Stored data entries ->
______
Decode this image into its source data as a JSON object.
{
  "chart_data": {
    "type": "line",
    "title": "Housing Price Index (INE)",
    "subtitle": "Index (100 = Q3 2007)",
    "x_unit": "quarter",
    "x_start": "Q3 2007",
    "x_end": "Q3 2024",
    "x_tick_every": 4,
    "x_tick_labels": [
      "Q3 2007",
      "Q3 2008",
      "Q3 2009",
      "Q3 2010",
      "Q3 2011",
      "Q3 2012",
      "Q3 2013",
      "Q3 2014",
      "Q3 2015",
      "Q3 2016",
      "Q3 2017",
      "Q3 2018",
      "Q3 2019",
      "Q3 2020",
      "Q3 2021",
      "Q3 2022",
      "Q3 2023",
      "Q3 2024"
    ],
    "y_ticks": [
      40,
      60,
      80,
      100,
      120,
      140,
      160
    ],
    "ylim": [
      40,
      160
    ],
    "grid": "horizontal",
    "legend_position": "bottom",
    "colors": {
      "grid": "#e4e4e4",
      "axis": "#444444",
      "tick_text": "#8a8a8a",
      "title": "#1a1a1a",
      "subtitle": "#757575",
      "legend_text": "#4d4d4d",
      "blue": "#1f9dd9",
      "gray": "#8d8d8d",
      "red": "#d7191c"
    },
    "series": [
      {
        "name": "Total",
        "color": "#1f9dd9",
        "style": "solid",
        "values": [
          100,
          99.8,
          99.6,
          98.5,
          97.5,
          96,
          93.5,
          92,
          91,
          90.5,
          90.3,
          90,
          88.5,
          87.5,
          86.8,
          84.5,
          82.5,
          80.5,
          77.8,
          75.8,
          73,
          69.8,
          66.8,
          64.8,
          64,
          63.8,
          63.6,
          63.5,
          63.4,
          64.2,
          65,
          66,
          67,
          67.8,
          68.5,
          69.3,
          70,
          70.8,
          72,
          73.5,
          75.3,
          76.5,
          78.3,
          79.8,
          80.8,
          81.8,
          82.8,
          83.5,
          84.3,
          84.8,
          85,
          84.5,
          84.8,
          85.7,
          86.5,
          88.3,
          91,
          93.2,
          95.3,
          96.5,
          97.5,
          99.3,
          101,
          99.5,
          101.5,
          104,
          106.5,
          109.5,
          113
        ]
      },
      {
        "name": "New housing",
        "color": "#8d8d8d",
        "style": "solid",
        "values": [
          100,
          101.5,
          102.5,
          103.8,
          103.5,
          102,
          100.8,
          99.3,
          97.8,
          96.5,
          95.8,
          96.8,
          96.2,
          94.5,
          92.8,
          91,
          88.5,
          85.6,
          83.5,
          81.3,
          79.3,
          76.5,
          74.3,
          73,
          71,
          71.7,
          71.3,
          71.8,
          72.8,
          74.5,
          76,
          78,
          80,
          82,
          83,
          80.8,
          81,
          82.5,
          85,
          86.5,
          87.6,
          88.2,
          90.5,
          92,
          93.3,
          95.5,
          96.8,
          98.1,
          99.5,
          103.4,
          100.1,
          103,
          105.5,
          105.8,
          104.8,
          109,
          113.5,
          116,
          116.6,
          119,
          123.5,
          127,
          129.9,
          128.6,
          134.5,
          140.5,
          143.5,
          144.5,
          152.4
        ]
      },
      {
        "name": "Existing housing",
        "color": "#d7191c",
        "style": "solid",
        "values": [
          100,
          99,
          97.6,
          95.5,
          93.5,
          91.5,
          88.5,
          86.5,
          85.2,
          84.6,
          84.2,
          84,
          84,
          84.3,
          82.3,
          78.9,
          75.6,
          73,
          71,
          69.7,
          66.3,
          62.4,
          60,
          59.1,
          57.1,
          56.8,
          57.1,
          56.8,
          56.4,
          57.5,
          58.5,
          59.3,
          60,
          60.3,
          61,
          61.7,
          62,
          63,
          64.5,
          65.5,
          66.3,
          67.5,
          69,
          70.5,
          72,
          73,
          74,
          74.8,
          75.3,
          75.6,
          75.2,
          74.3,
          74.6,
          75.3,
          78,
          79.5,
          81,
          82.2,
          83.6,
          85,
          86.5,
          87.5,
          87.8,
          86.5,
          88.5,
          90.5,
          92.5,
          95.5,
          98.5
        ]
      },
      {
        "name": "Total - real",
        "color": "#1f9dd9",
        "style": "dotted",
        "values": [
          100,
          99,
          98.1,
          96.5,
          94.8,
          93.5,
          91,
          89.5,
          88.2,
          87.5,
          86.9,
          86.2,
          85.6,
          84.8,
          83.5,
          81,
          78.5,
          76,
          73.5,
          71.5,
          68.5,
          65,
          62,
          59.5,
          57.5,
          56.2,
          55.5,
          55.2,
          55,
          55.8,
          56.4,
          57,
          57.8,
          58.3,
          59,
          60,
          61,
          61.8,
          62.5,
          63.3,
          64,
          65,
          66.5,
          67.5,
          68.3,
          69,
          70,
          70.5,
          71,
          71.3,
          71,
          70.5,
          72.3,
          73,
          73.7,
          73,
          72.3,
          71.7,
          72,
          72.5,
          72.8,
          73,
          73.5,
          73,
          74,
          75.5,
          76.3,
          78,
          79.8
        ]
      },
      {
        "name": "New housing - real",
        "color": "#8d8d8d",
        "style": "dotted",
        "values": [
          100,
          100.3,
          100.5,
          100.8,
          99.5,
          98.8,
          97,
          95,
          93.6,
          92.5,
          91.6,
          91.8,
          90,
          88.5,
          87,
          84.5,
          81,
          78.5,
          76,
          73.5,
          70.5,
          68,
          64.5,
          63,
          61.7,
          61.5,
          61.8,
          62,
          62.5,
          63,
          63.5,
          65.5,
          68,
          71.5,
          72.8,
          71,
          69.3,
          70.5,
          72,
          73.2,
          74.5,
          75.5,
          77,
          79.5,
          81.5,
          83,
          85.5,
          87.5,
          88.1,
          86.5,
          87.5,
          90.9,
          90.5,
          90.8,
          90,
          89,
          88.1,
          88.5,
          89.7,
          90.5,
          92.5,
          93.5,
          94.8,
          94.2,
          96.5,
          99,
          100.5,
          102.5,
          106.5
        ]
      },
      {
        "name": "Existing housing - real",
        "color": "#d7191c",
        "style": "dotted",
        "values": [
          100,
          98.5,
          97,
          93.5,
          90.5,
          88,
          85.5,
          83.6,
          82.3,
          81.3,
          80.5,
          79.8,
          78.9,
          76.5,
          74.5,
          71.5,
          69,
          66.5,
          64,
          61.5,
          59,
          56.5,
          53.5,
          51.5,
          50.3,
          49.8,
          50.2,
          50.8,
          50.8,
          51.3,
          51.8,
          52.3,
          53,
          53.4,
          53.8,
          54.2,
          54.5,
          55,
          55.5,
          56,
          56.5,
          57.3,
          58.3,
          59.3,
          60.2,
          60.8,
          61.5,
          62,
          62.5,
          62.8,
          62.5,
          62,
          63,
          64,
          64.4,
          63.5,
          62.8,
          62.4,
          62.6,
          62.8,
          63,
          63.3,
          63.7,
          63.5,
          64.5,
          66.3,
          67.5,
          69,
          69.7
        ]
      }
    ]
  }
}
______
Problem requirements ->
Every record should be given again exactly.

Output for this task ->
Decode this image into its source data as a JSON object.
{
  "chart_data": {
    "type": "line",
    "title": "Housing Price Index (INE)",
    "subtitle": "Index (100 = Q3 2007)",
    "x_unit": "quarter",
    "x_start": "Q3 2007",
    "x_end": "Q3 2024",
    "x_tick_every": 4,
    "x_tick_labels": [
      "Q3 2007",
      "Q3 2008",
      "Q3 2009",
      "Q3 2010",
      "Q3 2011",
      "Q3 2012",
      "Q3 2013",
      "Q3 2014",
      "Q3 2015",
      "Q3 2016",
      "Q3 2017",
      "Q3 2018",
      "Q3 2019",
      "Q3 2020",
      "Q3 2021",
      "Q3 2022",
      "Q3 2023",
      "Q3 2024"
    ],
    "y_ticks": [
      40,
      60,
      80,
      100,
      120,
      140,
      160
    ],
    "ylim": [
      40,
      160
    ],
    "grid": "horizontal",
    "legend_position": "bottom",
    "colors": {
      "grid": "#e4e4e4",
      "axis": "#444444",
      "tick_text": "#8a8a8a",
      "title": "#1a1a1a",
      "subtitle": "#757575",
      "legend_text": "#4d4d4d",
      "blue": "#1f9dd9",
      "gray": "#8d8d8d",
      "red": "#d7191c"
    },
    "series": [
      {
        "name": "Total",
        "color": "#1f9dd9",
        "style": "solid",
        "values": [
          100,
          99.8,
          99.6,
          98.5,
          97.5,
          96,
          93.5,
          92,
          91,
          90.5,
          90.3,
          90,
          88.5,
          87.5,
          86.8,
          84.5,
          82.5,
          80.5,
          77.8,
          75.8,
          73,
          69.8,
          66.8,
          64.8,
          64,
          63.8,
          63.6,
          63.5,
          63.4,
          64.2,
          65,
          66,
          67,
          67.8,
          68.5,
          69.3,
          70,
          70.8,
          72,
          73.5,
          75.3,
          76.5,
          78.3,
          79.8,
          80.8,
          81.8,
          82.8,
          83.5,
          84.3,
          84.8,
          85,
          84.5,
          84.8,
          85.7,
          86.5,
          88.3,
          91,
          93.2,
          95.3,
          96.5,
          97.5,
          99.3,
          101,
          99.5,
          101.5,
          104,
          106.5,
          109.5,
          113
        ]
      },
      {
        "name": "New housing",
        "color": "#8d8d8d",
        "style": "solid",
        "values": [
          100,
          101.5,
          102.5,
          103.8,
          103.5,
          102,
          100.8,
          99.3,
          97.8,
          96.5,
          95.8,
          96.8,
          96.2,
          94.5,
          92.8,
          91,
          88.5,
          85.6,
          83.5,
          81.3,
          79.3,
          76.5,
          74.3,
          73,
          71,
          71.7,
          71.3,
          71.8,
          72.8,
          74.5,
          76,
          78,
          80,
          82,
          83,
          80.8,
          81,
          82.5,
          85,
          86.5,
          87.6,
          88.2,
          90.5,
          92,
          93.3,
          95.5,
          96.8,
          98.1,
          99.5,
          103.4,
          100.1,
          103,
          105.5,
          105.8,
          104.8,
          109,
          113.5,
          116,
          116.6,
          119,
          123.5,
          127,
          129.9,
          128.6,
          134.5,
          140.5,
          143.5,
          144.5,
          152.4
        ]
      },
      {
        "name": "Existing housing",
        "color": "#d7191c",
        "style": "solid",
        "values": [
          100,
          99,
          97.6,
          95.5,
          93.5,
          91.5,
          88.5,
          86.5,
          85.2,
          84.6,
          84.2,
          84,
          84,
          84.3,
          82.3,
          78.9,
          75.6,
          73,
          71,
          69.7,
          66.3,
          62.4,
          60,
          59.1,
          57.1,
          56.8,
          57.1,
          56.8,
          56.4,
          57.5,
          58.5,
          59.3,
          60,
          60.3,
          61,
          61.7,
          62,
          63,
          64.5,
          65.5,
          66.3,
          67.5,
          69,
          70.5,
          72,
          73,
          74,
          74.8,
          75.3,
          75.6,
          75.2,
          74.3,
          74.6,
          75.3,
          78,
          79.5,
          81,
          82.2,
          83.6,
          85,
          86.5,
          87.5,
          87.8,
          86.5,
          88.5,
          90.5,
          92.5,
          95.5,
          98.5
        ]
      },
      {
        "name": "Total - real",
        "color": "#1f9dd9",
        "style": "dotted",
        "values": [
          100,
          99,
          98.1,
          96.5,
          94.8,
          93.5,
          91,
          89.5,
          88.2,
          87.5,
          86.9,
          86.2,
          85.6,
          84.8,
          83.5,
          81,
          78.5,
          76,
          73.5,
          71.5,
          68.5,
          65,
          62,
          59.5,
          57.5,
          56.2,
          55.5,
          55.2,
          55,
          55.8,
          56.4,
          57,
          57.8,
          58.3,
          59,
          60,
          61,
          61.8,
          62.5,
          63.3,
          64,
          65,
          66.5,
          67.5,
          68.3,
          69,
          70,
          70.5,
          71,
          71.3,
          71,
          70.5,
          72.3,
          73,
          73.7,
          73,
          72.3,
          71.7,
          72,
          72.5,
          72.8,
          73,
          73.5,
          73,
          74,
          75.5,
          76.3,
          78,
          79.8
        ]
      },
      {
        "name": "New housing - real",
        "color": "#8d8d8d",
        "style": "dotted",
        "values": [
          100,
          100.3,
          100.5,
          100.8,
          99.5,
          98.8,
          97,
          95,
          93.6,
          92.5,
          91.6,
          91.8,
          90,
          88.5,
          87,
          84.5,
          81,
          78.5,
          76,
          73.5,
          70.5,
          68,
          64.5,
          63,
          61.7,
          61.5,
          61.8,
          62,
          62.5,
          63,
          63.5,
          65.5,
          68,
          71.5,
          72.8,
          71,
          69.3,
          70.5,
          72,
          73.2,
          74.5,
          75.5,
          77,
          79.5,
          81.5,
          83,
          85.5,
          87.5,
          88.1,
          86.5,
          87.5,
          90.9,
          90.5,
          90.8,
          90,
          89,
          88.1,
          88.5,
          89.7,
          90.5,
          92.5,
          93.5,
          94.8,
          94.2,
          96.5,
          99,
          100.5,
          102.5,
          106.5
        ]
      },
      {
        "name": "Existing housing - real",
        "color": "#d7191c",
        "style": "dotted",
        "values": [
          100,
          98.5,
          97,
          93.5,
          90.5,
          88,
          85.5,
          83.6,
          82.3,
          81.3,
          80.5,
          79.8,
          78.9,
          76.5,
          74.5,
          71.5,
          69,
          66.5,
          64,
          61.5,
          59,
          56.5,
          53.5,
          51.5,
          50.3,
          49.8,
          50.2,
          50.8,
          50.8,
          51.3,
          51.8,
          52.3,
          53,
          53.4,
          53.8,
          54.2,
          54.5,
          55,
          55.5,
          56,
          56.5,
          57.3,
          58.3,
          59.3,
          60.2,
          60.8,
          61.5,
          62,
          62.5,
          62.8,
          62.5,
          62,
          63,
          64,
          64.4,
          63.5,
          62.8,
          62.4,
          62.6,
          62.8,
          63,
          63.3,
          63.7,
          63.5,
          64.5,
          66.3,
          67.5,
          69,
          69.7
        ]
      }
    ]
  }
}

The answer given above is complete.